Instruction –
Restate each of the lines below word for word and drop every picture.

Entries taken from a collection –
▽

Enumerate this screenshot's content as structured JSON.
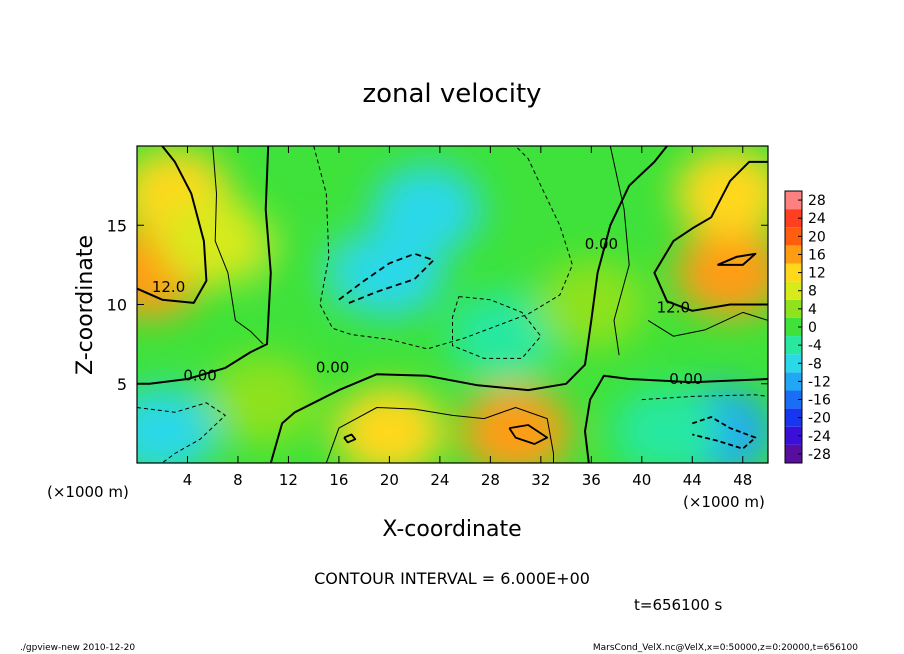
{
  "chart_data": {
    "type": "heatmap",
    "title": "zonal velocity",
    "xlabel": "X-coordinate",
    "ylabel": "Z-coordinate",
    "x_unit_label": "(×1000 m)",
    "y_unit_label": "(×1000 m)",
    "x_ticks": [
      "4",
      "8",
      "12",
      "16",
      "20",
      "24",
      "28",
      "32",
      "36",
      "40",
      "44",
      "48"
    ],
    "x_tick_values": [
      4,
      8,
      12,
      16,
      20,
      24,
      28,
      32,
      36,
      40,
      44,
      48
    ],
    "y_ticks": [
      "5",
      "10",
      "15"
    ],
    "y_tick_values": [
      5,
      10,
      15
    ],
    "xlim": [
      0,
      50
    ],
    "ylim": [
      0,
      20
    ],
    "colorbar_labels": [
      "28",
      "24",
      "20",
      "16",
      "12",
      "8",
      "4",
      "0",
      "-4",
      "-8",
      "-12",
      "-16",
      "-20",
      "-24",
      "-28"
    ],
    "colorbar_values": [
      28,
      24,
      20,
      16,
      12,
      8,
      4,
      0,
      -4,
      -8,
      -12,
      -16,
      -20,
      -24,
      -28
    ],
    "contour_labels": [
      {
        "text": "12.0",
        "x": 2.5,
        "z": 10.8
      },
      {
        "text": "0.00",
        "x": 5.0,
        "z": 5.2
      },
      {
        "text": "0.00",
        "x": 15.5,
        "z": 5.7
      },
      {
        "text": "0.00",
        "x": 36.8,
        "z": 13.5
      },
      {
        "text": "12.0",
        "x": 42.5,
        "z": 9.5
      },
      {
        "text": "0.00",
        "x": 43.5,
        "z": 5.0
      }
    ],
    "field_samples": [
      {
        "x": 1,
        "z": 12,
        "u": 16
      },
      {
        "x": 3,
        "z": 17,
        "u": 10
      },
      {
        "x": 2,
        "z": 2,
        "u": -10
      },
      {
        "x": 6,
        "z": 14,
        "u": 6
      },
      {
        "x": 14,
        "z": 12,
        "u": -2
      },
      {
        "x": 20,
        "z": 12,
        "u": -10
      },
      {
        "x": 23,
        "z": 16,
        "u": -8
      },
      {
        "x": 29,
        "z": 8,
        "u": -6
      },
      {
        "x": 20,
        "z": 2,
        "u": 12
      },
      {
        "x": 30,
        "z": 2,
        "u": 16
      },
      {
        "x": 36,
        "z": 10,
        "u": 2
      },
      {
        "x": 47,
        "z": 12,
        "u": 16
      },
      {
        "x": 47,
        "z": 17,
        "u": 10
      },
      {
        "x": 46,
        "z": 2,
        "u": -12
      },
      {
        "x": 42,
        "z": 2,
        "u": -6
      },
      {
        "x": 10,
        "z": 4,
        "u": 2
      }
    ],
    "grid": false,
    "legend": "right"
  },
  "annotations": {
    "contour_interval": "CONTOUR INTERVAL = 6.000E+00",
    "time": "t=656100 s",
    "footer_left": "./gpview-new  2010-12-20",
    "footer_right": "MarsCond_VelX.nc@VelX,x=0:50000,z=0:20000,t=656100"
  }
}
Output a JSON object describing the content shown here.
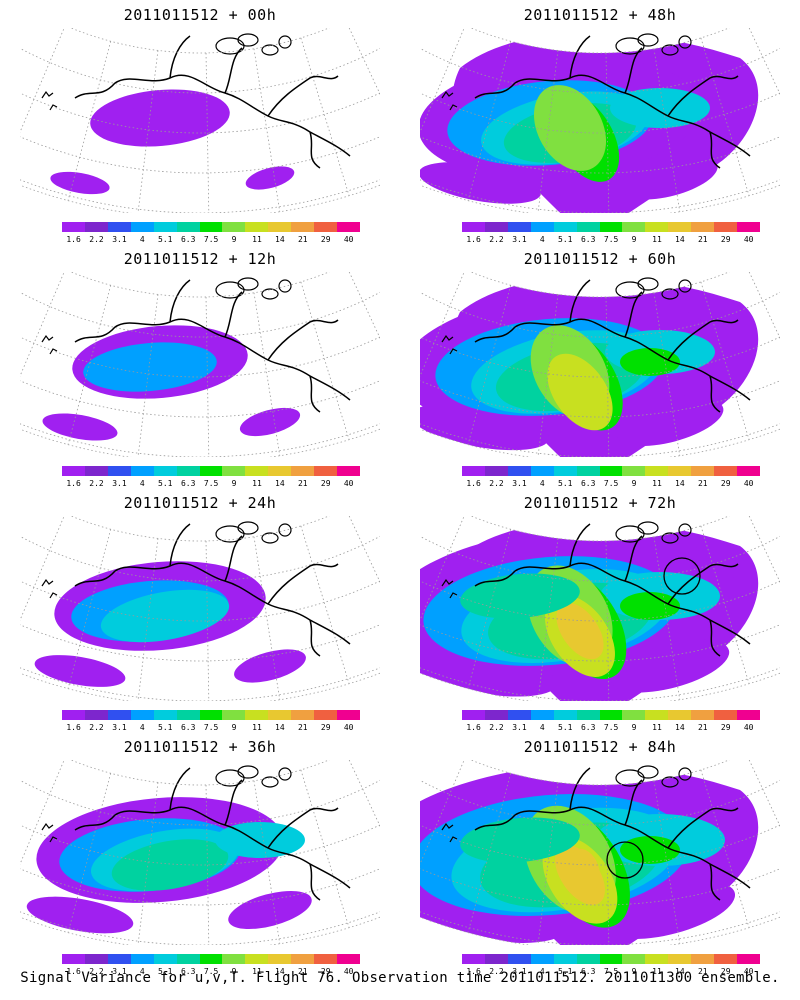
{
  "panels": [
    {
      "title": "2011011512 + 00h",
      "level": 0,
      "circle": false
    },
    {
      "title": "2011011512 + 48h",
      "level": 4,
      "circle": false
    },
    {
      "title": "2011011512 + 12h",
      "level": 1,
      "circle": false
    },
    {
      "title": "2011011512 + 60h",
      "level": 5,
      "circle": false
    },
    {
      "title": "2011011512 + 24h",
      "level": 2,
      "circle": false
    },
    {
      "title": "2011011512 + 72h",
      "level": 6,
      "circle": true
    },
    {
      "title": "2011011512 + 36h",
      "level": 3,
      "circle": false
    },
    {
      "title": "2011011512 + 84h",
      "level": 7,
      "circle": true
    }
  ],
  "colorbar": {
    "labels": [
      "1.6",
      "2.2",
      "3.1",
      "4",
      "5.1",
      "6.3",
      "7.5",
      "9",
      "11",
      "14",
      "21",
      "29",
      "40"
    ],
    "colors": [
      "#a020f0",
      "#7d26cd",
      "#3050f0",
      "#00a0ff",
      "#00ccdd",
      "#00d2a0",
      "#00e000",
      "#80e040",
      "#c8e020",
      "#e8c830",
      "#f0a040",
      "#f06040",
      "#f00090"
    ]
  },
  "footer": "Signal Variance for u,v,T. Flight 76. Observation time 2011011512. 2011011300 ensemble."
}
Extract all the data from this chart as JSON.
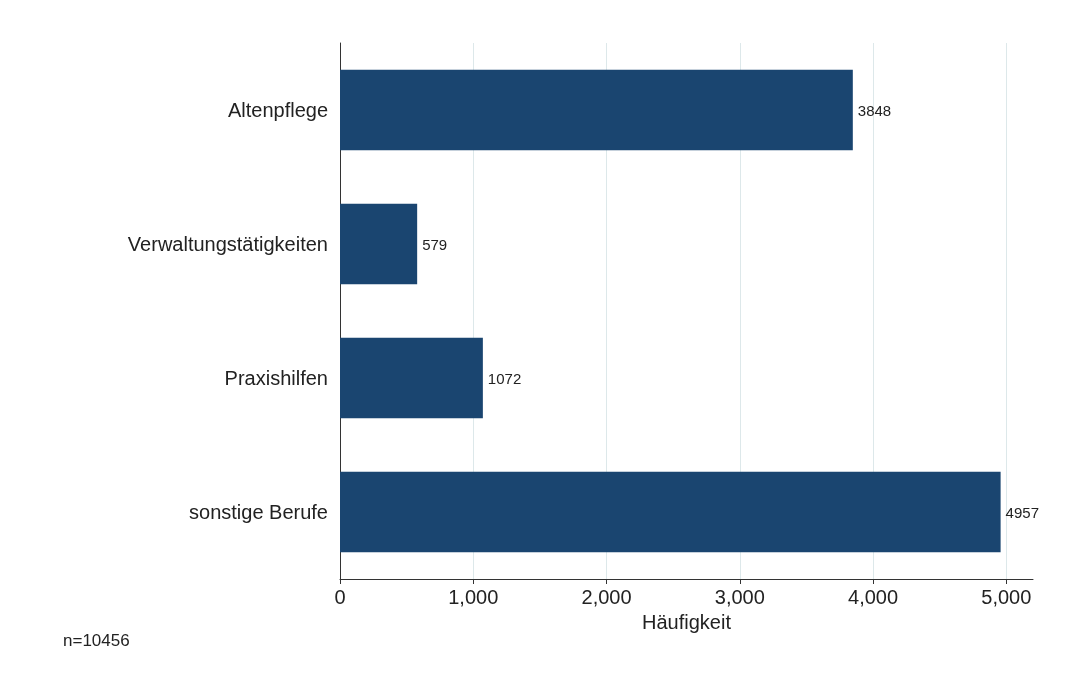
{
  "chart_data": {
    "type": "bar",
    "orientation": "horizontal",
    "categories": [
      "Altenpflege",
      "Verwaltungstätigkeiten",
      "Praxishilfen",
      "sonstige Berufe"
    ],
    "values": [
      3848,
      579,
      1072,
      4957
    ],
    "color": "#1a4570",
    "xlabel": "Häufigkeit",
    "xlim": [
      0,
      5200
    ],
    "xticks": [
      0,
      {
        "value": 1000,
        "label": "1,000"
      },
      {
        "value": 2000,
        "label": "2,000"
      },
      {
        "value": 3000,
        "label": "3,000"
      },
      {
        "value": 4000,
        "label": "4,000"
      },
      {
        "value": 5000,
        "label": "5,000"
      }
    ],
    "grid": "x",
    "data_labels": true,
    "annotations": [
      "n=10456"
    ]
  }
}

△

Solved problem –
Enumerate this screenshot's content as structured JSON.
{
  "chart_data": {
    "type": "heatmap",
    "title": "zonal velocity",
    "xlabel": "X-coordinate",
    "ylabel": "Z-coordinate",
    "x_unit_label": "(×1000 m)",
    "y_unit_label": "(×1000 m)",
    "x_ticks": [
      "4",
      "8",
      "12",
      "16",
      "20",
      "24",
      "28",
      "32",
      "36",
      "40",
      "44",
      "48"
    ],
    "x_tick_values": [
      4,
      8,
      12,
      16,
      20,
      24,
      28,
      32,
      36,
      40,
      44,
      48
    ],
    "y_ticks": [
      "5",
      "10",
      "15"
    ],
    "y_tick_values": [
      5,
      10,
      15
    ],
    "xlim": [
      0,
      50
    ],
    "ylim": [
      0,
      20
    ],
    "colorbar_labels": [
      "28",
      "24",
      "20",
      "16",
      "12",
      "8",
      "4",
      "0",
      "-4",
      "-8",
      "-12",
      "-16",
      "-20",
      "-24",
      "-28"
    ],
    "colorbar_values": [
      28,
      24,
      20,
      16,
      12,
      8,
      4,
      0,
      -4,
      -8,
      -12,
      -16,
      -20,
      -24,
      -28
    ],
    "contour_labels": [
      {
        "text": "12.0",
        "x": 2.5,
        "z": 10.8
      },
      {
        "text": "0.00",
        "x": 5.0,
        "z": 5.2
      },
      {
        "text": "0.00",
        "x": 15.5,
        "z": 5.7
      },
      {
        "text": "0.00",
        "x": 36.8,
        "z": 13.5
      },
      {
        "text": "12.0",
        "x": 42.5,
        "z": 9.5
      },
      {
        "text": "0.00",
        "x": 43.5,
        "z": 5.0
      }
    ],
    "field_samples": [
      {
        "x": 1,
        "z": 12,
        "u": 16
      },
      {
        "x": 3,
        "z": 17,
        "u": 10
      },
      {
        "x": 2,
        "z": 2,
        "u": -10
      },
      {
        "x": 6,
        "z": 14,
        "u": 6
      },
      {
        "x": 14,
        "z": 12,
        "u": -2
      },
      {
        "x": 20,
        "z": 12,
        "u": -10
      },
      {
        "x": 23,
        "z": 16,
        "u": -8
      },
      {
        "x": 29,
        "z": 8,
        "u": -6
      },
      {
        "x": 20,
        "z": 2,
        "u": 12
      },
      {
        "x": 30,
        "z": 2,
        "u": 16
      },
      {
        "x": 36,
        "z": 10,
        "u": 2
      },
      {
        "x": 47,
        "z": 12,
        "u": 16
      },
      {
        "x": 47,
        "z": 17,
        "u": 10
      },
      {
        "x": 46,
        "z": 2,
        "u": -12
      },
      {
        "x": 42,
        "z": 2,
        "u": -6
      },
      {
        "x": 10,
        "z": 4,
        "u": 2
      }
    ],
    "grid": false,
    "legend": "right"
  },
  "annotations": {
    "contour_interval": "CONTOUR INTERVAL = 6.000E+00",
    "time": "t=656100 s",
    "footer_left": "./gpview-new  2010-12-20",
    "footer_right": "MarsCond_VelX.nc@VelX,x=0:50000,z=0:20000,t=656100"
  }
}
Output a JSON object describing the content shown here.
{
  "panels": [
    {
      "title": "2011011512 + 00h",
      "level": 0,
      "circle": false
    },
    {
      "title": "2011011512 + 48h",
      "level": 4,
      "circle": false
    },
    {
      "title": "2011011512 + 12h",
      "level": 1,
      "circle": false
    },
    {
      "title": "2011011512 + 60h",
      "level": 5,
      "circle": false
    },
    {
      "title": "2011011512 + 24h",
      "level": 2,
      "circle": false
    },
    {
      "title": "2011011512 + 72h",
      "level": 6,
      "circle": true
    },
    {
      "title": "2011011512 + 36h",
      "level": 3,
      "circle": false
    },
    {
      "title": "2011011512 + 84h",
      "level": 7,
      "circle": true
    }
  ],
  "colorbar": {
    "labels": [
      "1.6",
      "2.2",
      "3.1",
      "4",
      "5.1",
      "6.3",
      "7.5",
      "9",
      "11",
      "14",
      "21",
      "29",
      "40"
    ],
    "colors": [
      "#a020f0",
      "#7d26cd",
      "#3050f0",
      "#00a0ff",
      "#00ccdd",
      "#00d2a0",
      "#00e000",
      "#80e040",
      "#c8e020",
      "#e8c830",
      "#f0a040",
      "#f06040",
      "#f00090"
    ]
  },
  "footer": "Signal Variance for u,v,T. Flight 76. Observation time 2011011512. 2011011300 ensemble."
}
Extract all the data from this chart as JSON.
{
  "chart_data": {
    "type": "bar",
    "orientation": "horizontal",
    "categories": [
      "Altenpflege",
      "Verwaltungstätigkeiten",
      "Praxishilfen",
      "sonstige Berufe"
    ],
    "values": [
      3848,
      579,
      1072,
      4957
    ],
    "color": "#1a4570",
    "xlabel": "Häufigkeit",
    "xlim": [
      0,
      5200
    ],
    "xticks": [
      0,
      {
        "value": 1000,
        "label": "1,000"
      },
      {
        "value": 2000,
        "label": "2,000"
      },
      {
        "value": 3000,
        "label": "3,000"
      },
      {
        "value": 4000,
        "label": "4,000"
      },
      {
        "value": 5000,
        "label": "5,000"
      }
    ],
    "grid": "x",
    "data_labels": true,
    "annotations": [
      "n=10456"
    ]
  }
}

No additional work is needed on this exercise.